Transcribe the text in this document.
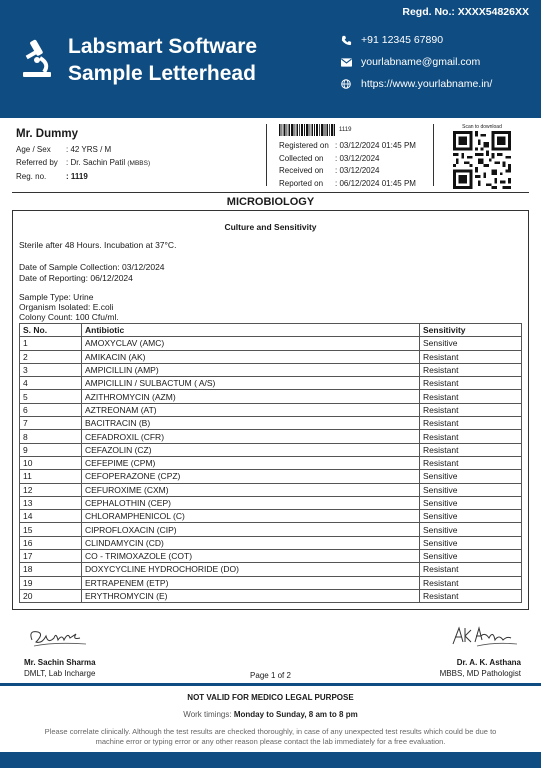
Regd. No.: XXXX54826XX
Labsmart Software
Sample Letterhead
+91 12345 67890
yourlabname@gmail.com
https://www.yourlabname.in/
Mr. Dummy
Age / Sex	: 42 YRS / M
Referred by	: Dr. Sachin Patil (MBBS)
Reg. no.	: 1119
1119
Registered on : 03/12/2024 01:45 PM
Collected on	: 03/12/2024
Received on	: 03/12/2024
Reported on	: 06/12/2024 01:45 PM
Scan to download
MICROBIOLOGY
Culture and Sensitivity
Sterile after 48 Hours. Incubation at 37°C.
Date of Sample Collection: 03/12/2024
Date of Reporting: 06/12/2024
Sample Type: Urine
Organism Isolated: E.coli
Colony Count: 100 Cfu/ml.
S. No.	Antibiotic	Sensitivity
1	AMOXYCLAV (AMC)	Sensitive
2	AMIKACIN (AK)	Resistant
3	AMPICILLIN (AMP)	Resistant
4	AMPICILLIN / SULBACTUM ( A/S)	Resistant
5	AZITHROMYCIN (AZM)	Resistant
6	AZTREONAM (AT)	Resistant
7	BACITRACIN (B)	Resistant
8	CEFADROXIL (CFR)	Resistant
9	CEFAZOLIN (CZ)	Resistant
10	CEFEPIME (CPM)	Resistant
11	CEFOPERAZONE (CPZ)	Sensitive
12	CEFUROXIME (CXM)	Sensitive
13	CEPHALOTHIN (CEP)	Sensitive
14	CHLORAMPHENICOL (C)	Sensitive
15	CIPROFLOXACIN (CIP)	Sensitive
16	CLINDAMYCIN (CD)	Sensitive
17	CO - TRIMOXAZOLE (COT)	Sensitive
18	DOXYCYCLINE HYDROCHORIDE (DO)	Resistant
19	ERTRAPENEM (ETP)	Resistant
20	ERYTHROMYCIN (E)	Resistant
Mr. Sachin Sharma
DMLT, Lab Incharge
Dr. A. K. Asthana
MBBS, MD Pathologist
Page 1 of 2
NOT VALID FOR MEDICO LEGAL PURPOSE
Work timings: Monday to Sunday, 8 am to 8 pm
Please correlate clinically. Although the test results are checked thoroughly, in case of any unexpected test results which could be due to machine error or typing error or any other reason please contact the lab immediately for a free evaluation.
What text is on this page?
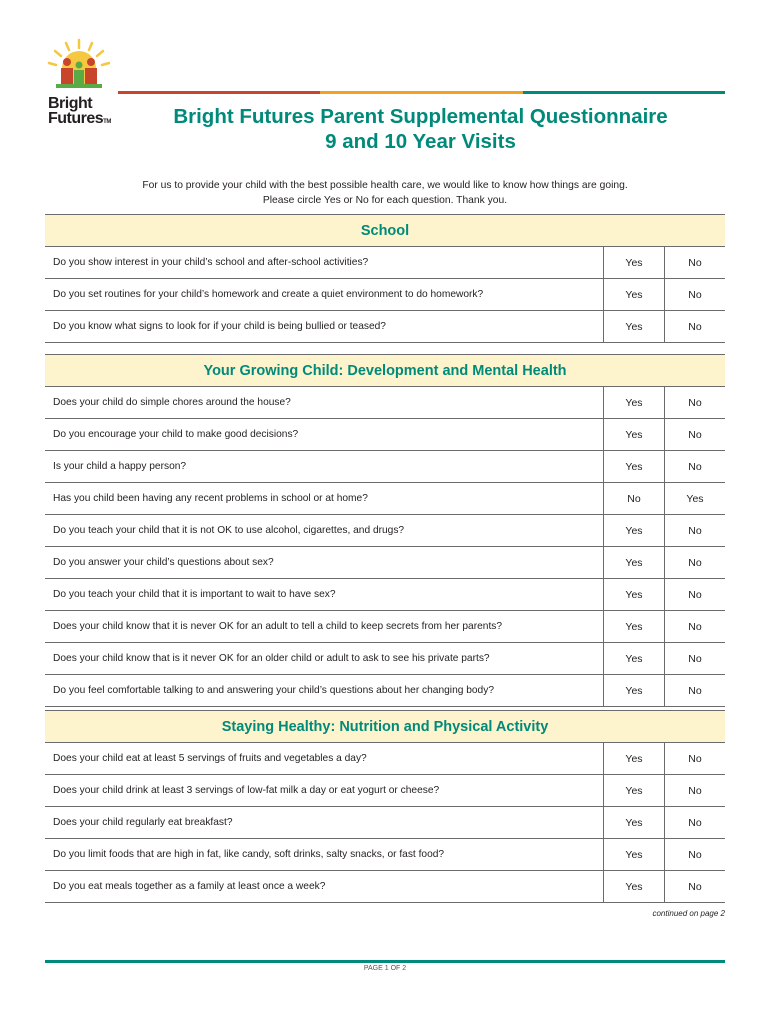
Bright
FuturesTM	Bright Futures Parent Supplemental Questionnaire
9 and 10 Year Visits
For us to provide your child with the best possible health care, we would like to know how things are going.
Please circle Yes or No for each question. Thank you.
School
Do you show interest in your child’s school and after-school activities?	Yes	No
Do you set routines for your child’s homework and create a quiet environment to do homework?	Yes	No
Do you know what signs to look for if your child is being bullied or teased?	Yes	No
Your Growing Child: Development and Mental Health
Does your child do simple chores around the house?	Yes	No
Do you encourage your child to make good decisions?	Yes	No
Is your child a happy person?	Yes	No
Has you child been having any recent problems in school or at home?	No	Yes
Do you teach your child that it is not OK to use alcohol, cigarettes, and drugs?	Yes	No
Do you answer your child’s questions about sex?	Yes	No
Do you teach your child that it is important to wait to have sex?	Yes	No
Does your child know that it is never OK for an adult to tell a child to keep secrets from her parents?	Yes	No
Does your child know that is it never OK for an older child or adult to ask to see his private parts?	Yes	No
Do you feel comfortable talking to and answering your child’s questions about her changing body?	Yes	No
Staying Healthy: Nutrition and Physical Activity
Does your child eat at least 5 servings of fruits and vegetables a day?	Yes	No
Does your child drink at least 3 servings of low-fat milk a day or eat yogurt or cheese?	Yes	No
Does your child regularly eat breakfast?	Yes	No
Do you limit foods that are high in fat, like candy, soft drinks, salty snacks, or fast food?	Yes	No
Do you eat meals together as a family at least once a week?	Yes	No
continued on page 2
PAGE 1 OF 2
☆ ☆ ☆
- **BRIEF**
Copy each line of the listing that holds the word "yourlabname".

- **WRITTEN ANSWER**
yourlabname@gmail.com
https://www.yourlabname.in/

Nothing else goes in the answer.